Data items
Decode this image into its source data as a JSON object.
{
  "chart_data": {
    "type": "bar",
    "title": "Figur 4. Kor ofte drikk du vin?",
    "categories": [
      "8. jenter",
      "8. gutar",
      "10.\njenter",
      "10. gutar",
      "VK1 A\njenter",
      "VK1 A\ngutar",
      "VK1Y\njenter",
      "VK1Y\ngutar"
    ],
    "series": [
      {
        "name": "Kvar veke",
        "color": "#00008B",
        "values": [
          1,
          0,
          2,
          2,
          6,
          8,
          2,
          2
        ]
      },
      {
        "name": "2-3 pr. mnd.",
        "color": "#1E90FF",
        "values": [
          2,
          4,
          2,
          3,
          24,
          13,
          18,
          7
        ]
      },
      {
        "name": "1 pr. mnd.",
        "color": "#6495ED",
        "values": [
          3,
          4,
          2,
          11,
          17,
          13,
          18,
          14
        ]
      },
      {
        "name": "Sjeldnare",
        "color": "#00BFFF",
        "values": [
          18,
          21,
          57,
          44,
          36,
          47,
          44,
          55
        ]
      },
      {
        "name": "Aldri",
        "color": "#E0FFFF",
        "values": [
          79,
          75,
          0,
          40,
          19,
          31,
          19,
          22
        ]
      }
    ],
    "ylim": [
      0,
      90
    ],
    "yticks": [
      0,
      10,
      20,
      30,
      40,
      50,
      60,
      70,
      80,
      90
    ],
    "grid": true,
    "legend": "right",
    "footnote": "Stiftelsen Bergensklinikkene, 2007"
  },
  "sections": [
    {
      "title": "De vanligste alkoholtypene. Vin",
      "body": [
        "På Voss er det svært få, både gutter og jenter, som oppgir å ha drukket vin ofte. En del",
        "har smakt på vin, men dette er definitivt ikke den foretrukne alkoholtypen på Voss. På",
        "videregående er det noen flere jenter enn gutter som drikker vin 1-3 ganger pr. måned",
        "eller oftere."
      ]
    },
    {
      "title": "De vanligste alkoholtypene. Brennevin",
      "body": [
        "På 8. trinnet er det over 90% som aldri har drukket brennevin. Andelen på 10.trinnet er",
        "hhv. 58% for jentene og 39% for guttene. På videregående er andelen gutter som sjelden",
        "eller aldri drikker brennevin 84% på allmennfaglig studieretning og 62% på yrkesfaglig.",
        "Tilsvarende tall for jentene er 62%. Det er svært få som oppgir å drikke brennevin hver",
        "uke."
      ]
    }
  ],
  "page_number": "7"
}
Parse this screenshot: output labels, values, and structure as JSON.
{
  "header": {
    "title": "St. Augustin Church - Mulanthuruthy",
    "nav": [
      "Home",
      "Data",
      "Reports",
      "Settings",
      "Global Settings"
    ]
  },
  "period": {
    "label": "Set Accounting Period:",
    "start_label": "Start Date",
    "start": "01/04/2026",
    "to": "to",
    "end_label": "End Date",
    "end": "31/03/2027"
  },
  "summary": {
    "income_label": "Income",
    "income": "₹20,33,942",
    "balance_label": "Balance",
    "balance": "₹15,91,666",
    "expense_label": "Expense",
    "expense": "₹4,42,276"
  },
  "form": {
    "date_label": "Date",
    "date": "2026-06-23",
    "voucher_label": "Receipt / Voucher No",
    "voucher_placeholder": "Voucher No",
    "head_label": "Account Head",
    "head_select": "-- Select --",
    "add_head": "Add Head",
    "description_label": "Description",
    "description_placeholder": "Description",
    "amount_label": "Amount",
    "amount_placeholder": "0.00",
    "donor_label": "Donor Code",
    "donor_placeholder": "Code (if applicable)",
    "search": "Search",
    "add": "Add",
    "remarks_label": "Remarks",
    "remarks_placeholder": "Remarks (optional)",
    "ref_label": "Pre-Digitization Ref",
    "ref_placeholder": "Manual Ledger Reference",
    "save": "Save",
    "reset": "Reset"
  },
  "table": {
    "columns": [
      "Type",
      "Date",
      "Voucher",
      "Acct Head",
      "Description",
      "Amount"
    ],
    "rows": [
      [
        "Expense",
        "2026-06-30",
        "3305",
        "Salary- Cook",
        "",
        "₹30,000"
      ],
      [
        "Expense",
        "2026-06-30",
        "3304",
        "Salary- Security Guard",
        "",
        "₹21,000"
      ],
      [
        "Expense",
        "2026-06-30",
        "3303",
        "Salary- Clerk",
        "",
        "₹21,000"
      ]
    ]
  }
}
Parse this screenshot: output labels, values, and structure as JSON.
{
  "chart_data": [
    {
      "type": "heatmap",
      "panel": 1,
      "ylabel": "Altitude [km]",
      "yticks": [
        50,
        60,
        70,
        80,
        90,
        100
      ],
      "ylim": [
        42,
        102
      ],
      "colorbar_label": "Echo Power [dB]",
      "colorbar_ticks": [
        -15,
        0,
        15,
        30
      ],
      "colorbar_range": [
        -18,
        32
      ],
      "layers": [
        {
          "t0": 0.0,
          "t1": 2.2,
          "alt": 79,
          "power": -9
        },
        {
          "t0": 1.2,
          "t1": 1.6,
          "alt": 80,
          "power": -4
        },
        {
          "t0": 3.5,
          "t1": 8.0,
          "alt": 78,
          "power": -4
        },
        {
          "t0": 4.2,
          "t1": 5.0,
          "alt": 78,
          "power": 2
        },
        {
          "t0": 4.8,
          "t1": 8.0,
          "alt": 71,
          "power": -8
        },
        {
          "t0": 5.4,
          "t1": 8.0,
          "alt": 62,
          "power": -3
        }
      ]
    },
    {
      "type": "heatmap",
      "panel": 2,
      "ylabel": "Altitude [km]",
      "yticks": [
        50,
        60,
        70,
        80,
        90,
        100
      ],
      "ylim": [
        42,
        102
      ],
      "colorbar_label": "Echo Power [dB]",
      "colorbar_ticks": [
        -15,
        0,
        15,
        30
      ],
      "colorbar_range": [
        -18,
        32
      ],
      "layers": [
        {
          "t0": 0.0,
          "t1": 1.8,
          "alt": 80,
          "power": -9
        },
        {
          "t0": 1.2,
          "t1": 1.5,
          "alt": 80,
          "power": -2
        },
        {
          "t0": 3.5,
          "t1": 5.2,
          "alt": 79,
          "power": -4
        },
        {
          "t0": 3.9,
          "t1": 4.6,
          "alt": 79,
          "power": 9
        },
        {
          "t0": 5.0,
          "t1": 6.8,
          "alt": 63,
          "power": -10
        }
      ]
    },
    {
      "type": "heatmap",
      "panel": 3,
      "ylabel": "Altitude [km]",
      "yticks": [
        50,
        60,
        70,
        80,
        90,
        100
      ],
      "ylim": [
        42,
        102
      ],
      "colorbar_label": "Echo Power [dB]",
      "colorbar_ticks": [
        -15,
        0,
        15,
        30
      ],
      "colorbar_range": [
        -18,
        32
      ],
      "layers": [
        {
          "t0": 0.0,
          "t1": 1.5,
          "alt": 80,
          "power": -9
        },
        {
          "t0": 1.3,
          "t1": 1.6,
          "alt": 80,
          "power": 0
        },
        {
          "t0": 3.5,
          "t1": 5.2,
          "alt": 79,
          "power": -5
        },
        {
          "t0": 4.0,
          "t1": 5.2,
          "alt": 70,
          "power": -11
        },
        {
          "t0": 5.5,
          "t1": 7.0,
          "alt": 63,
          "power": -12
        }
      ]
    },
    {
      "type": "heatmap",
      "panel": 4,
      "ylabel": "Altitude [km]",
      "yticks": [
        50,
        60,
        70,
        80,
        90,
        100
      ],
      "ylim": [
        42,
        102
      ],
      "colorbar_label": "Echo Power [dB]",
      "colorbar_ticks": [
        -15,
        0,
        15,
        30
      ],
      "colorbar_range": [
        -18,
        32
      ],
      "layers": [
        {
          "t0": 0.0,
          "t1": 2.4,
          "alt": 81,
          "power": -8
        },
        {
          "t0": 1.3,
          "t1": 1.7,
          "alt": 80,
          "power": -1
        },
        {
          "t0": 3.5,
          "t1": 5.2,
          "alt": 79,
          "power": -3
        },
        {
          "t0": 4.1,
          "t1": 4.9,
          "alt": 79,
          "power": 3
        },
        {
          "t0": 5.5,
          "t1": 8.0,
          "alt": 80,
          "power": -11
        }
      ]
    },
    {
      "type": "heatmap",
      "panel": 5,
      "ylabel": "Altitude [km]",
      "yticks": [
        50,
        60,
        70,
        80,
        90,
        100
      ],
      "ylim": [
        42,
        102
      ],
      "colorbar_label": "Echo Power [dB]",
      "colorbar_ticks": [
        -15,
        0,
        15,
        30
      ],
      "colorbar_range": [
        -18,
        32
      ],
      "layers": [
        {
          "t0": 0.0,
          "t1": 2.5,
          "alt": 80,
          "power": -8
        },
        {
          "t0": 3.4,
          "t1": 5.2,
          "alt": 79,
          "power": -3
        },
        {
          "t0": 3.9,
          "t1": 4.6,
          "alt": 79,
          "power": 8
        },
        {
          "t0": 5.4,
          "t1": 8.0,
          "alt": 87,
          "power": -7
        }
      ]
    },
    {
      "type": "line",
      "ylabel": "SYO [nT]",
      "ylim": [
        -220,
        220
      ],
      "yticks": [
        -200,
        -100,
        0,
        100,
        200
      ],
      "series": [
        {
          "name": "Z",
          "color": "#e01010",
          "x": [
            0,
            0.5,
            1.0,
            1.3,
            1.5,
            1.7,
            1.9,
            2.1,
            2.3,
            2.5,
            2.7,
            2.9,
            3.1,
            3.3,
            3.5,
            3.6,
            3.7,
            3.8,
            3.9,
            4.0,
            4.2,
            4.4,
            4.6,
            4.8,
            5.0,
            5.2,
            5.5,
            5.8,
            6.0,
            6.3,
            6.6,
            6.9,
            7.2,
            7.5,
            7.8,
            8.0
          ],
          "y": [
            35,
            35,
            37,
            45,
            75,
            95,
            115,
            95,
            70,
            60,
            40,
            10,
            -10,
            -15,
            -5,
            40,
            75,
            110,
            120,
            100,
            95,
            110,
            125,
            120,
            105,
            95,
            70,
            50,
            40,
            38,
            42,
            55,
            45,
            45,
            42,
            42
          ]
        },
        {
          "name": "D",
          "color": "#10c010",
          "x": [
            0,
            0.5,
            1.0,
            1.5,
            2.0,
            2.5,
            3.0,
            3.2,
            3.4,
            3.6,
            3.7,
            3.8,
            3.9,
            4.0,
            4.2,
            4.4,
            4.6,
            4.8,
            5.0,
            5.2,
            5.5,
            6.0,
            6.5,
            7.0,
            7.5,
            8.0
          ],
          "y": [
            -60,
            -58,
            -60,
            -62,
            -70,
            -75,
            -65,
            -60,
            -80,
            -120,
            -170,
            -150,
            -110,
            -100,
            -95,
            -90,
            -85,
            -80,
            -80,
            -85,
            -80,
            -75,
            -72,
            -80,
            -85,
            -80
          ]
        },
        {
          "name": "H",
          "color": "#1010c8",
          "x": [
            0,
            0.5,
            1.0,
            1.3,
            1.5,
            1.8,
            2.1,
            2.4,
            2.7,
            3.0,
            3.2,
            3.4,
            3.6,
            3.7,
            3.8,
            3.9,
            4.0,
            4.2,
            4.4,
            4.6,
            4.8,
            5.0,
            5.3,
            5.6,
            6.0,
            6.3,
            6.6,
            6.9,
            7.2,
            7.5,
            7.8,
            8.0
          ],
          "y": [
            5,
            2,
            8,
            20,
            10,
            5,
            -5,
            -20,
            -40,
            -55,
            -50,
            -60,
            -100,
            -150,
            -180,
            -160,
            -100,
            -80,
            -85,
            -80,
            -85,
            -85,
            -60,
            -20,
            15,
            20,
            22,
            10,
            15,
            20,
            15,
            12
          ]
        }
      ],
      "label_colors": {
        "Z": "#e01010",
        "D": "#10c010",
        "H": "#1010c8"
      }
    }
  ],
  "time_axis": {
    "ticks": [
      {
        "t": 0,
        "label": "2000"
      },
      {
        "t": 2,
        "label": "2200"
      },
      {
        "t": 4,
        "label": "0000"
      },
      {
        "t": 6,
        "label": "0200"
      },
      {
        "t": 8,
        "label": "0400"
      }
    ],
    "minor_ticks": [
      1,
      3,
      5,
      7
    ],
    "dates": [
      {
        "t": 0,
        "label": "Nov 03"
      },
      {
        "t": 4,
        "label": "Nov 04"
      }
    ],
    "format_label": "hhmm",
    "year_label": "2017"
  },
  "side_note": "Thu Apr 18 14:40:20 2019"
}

> Prompt: From the entries above, copy every line where the word "drikker" shows up.

> Solution for this exercise:
        "videregående er det noen flere jenter enn gutter som drikker vin 1-3 ganger pr. måned",
        "eller aldri drikker brennevin 84% på allmennfaglig studieretning og 62% på yrkesfaglig.",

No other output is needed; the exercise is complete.